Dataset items
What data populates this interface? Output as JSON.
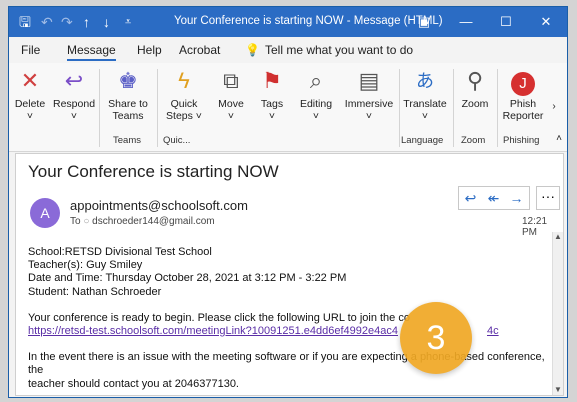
{
  "titlebar": {
    "title": "Your Conference is starting NOW  -  Message (HTML)"
  },
  "menu": {
    "items": [
      "File",
      "Message",
      "Help",
      "Acrobat"
    ],
    "tell_me": "Tell me what you want to do"
  },
  "ribbon": {
    "buttons": [
      {
        "label": "Delete"
      },
      {
        "label": "Respond"
      },
      {
        "label": "Share to Teams"
      },
      {
        "label": "Quick Steps"
      },
      {
        "label": "Move"
      },
      {
        "label": "Tags"
      },
      {
        "label": "Editing"
      },
      {
        "label": "Immersive"
      },
      {
        "label": "Translate"
      },
      {
        "label": "Zoom"
      },
      {
        "label": "Phish Reporter"
      }
    ],
    "groups": [
      "Teams",
      "Quic...",
      "Language",
      "Zoom",
      "Phishing"
    ]
  },
  "email": {
    "subject": "Your Conference is starting NOW",
    "avatar_initial": "A",
    "from": "appointments@schoolsoft.com",
    "to_label": "To",
    "to": "dschroeder144@gmail.com",
    "time": "12:21 PM",
    "body": {
      "school": "School:RETSD Divisional Test School",
      "teachers": "Teacher(s): Guy Smiley",
      "datetime": "Date and Time: Thursday October 28, 2021 at 3:12 PM - 3:22 PM",
      "student": "Student: Nathan Schroeder",
      "ready": "Your conference is ready to begin. Please click the following URL to join the co",
      "link": "https://retsd-test.schoolsoft.com/meetingLink?10091251.e4dd6ef4992e4ac4",
      "link_end": "4c",
      "issue_a": "In the event there is an issue with the meeting software or if you are expecting a phone-based conference, the",
      "issue_b": "teacher should contact you at 2046377130."
    }
  },
  "overlay": {
    "step_number": "3"
  },
  "colors": {
    "titlebar": "#2b6cc4",
    "badge": "#f0a824",
    "avatar": "#8a6ad8",
    "link": "#5a2ea6"
  }
}
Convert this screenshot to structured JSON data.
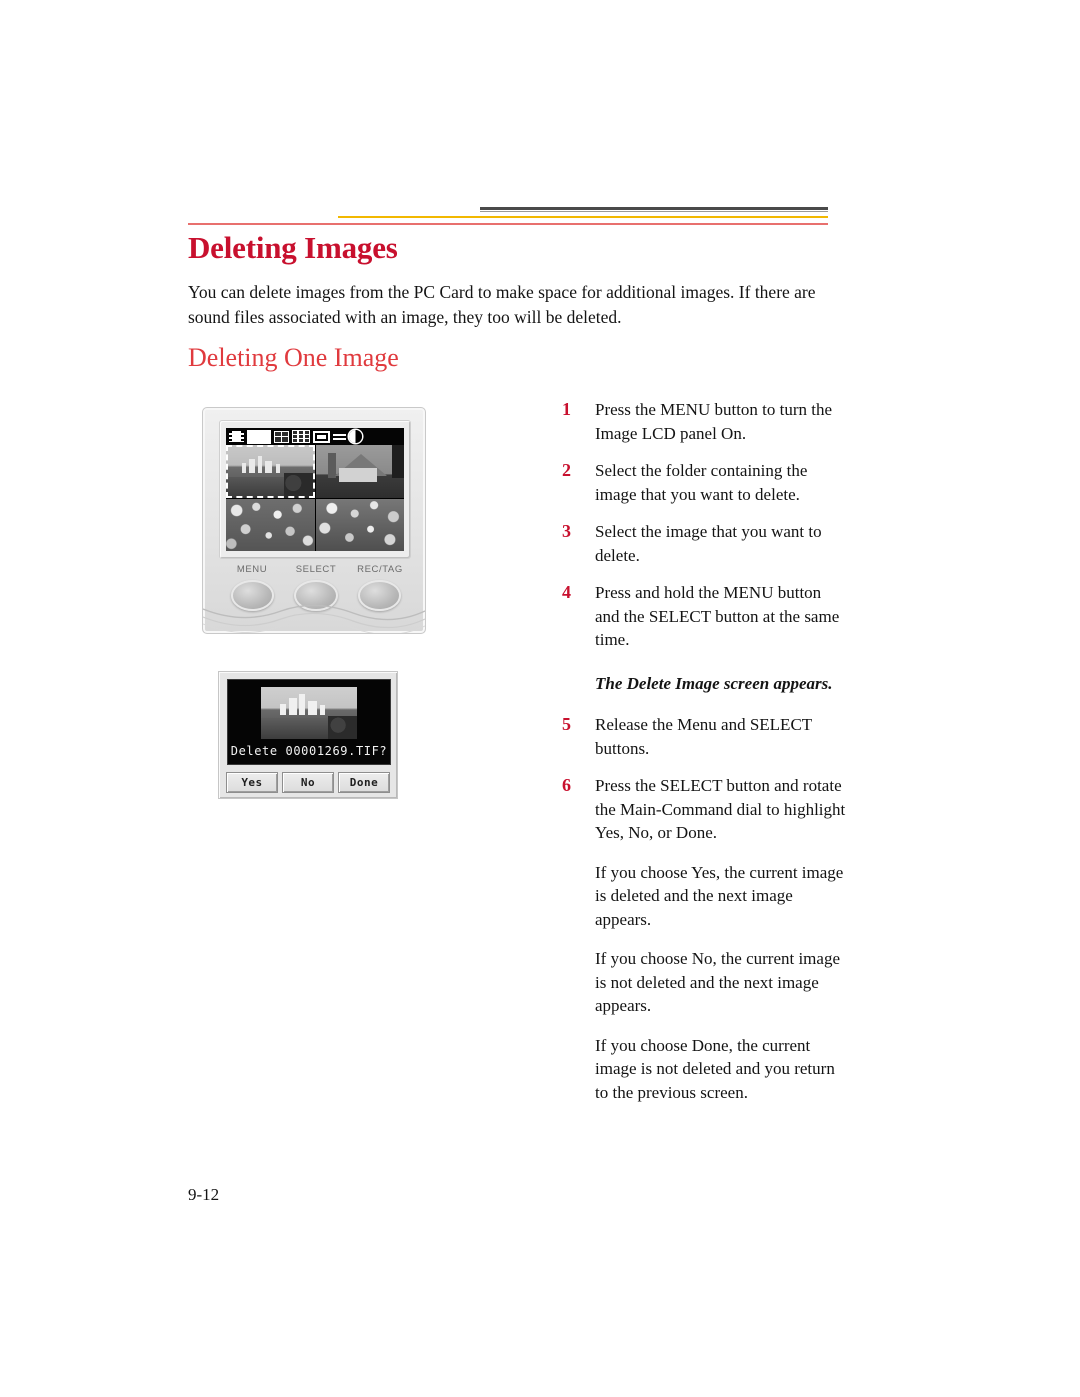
{
  "page": {
    "title": "Deleting Images",
    "subtitle": "Deleting One Image",
    "intro": "You can delete images from the PC Card to make space for additional images. If there are sound files associated with an image, they too will be deleted.",
    "folio": "9-12"
  },
  "steps": [
    {
      "num": "1",
      "text": "Press the MENU button to turn the Image LCD panel On."
    },
    {
      "num": "2",
      "text": "Select the folder containing the image that you want to delete."
    },
    {
      "num": "3",
      "text": "Select the image that you want to delete."
    },
    {
      "num": "4",
      "text": "Press and hold the MENU button and the SELECT button at the same time."
    }
  ],
  "note": "The Delete Image screen appears.",
  "steps2": [
    {
      "num": "5",
      "text": "Release the Menu and SELECT buttons."
    },
    {
      "num": "6",
      "text": "Press the SELECT button and rotate the Main-Command dial to highlight Yes, No, or Done."
    }
  ],
  "outcomes": [
    "If you choose Yes, the current image is deleted and the next image appears.",
    "If you choose No, the current image is not deleted and the next image appears.",
    "If you choose Done, the current image is not deleted and you return to the previous screen."
  ],
  "camera": {
    "buttons": [
      "MENU",
      "SELECT",
      "REC/TAG"
    ],
    "toolbar_icons": [
      "filmstrip-icon",
      "single-image-icon",
      "grid-2x2-icon",
      "grid-3x3-icon",
      "folder-icon",
      "settings-lines-icon",
      "contrast-icon"
    ],
    "thumbnails": [
      {
        "name": "city-skyline-thumbnail",
        "selected": true
      },
      {
        "name": "house-thumbnail",
        "selected": false
      },
      {
        "name": "crowd-thumbnail-1",
        "selected": false
      },
      {
        "name": "crowd-thumbnail-2",
        "selected": false
      }
    ]
  },
  "delete_screen": {
    "prompt": "Delete 00001269.TIF?",
    "buttons": [
      "Yes",
      "No",
      "Done"
    ]
  },
  "colors": {
    "heading_red": "#c8102e",
    "subheading_red": "#e03a3e",
    "rule_gold": "#f2b800",
    "rule_red": "#e8706e",
    "rule_dark": "#4a4a4a"
  }
}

What to work on:
Search the entries for the word "there" and pick out every line that holds it.

Answer below:
      "issue_a": "In the event there is an issue with the meeting software or if you are expecting a phone-based conference, the",
    "intro": "You can delete images from the PC Card to make space for additional images. If there are sound files associated with an image, they too will be deleted.",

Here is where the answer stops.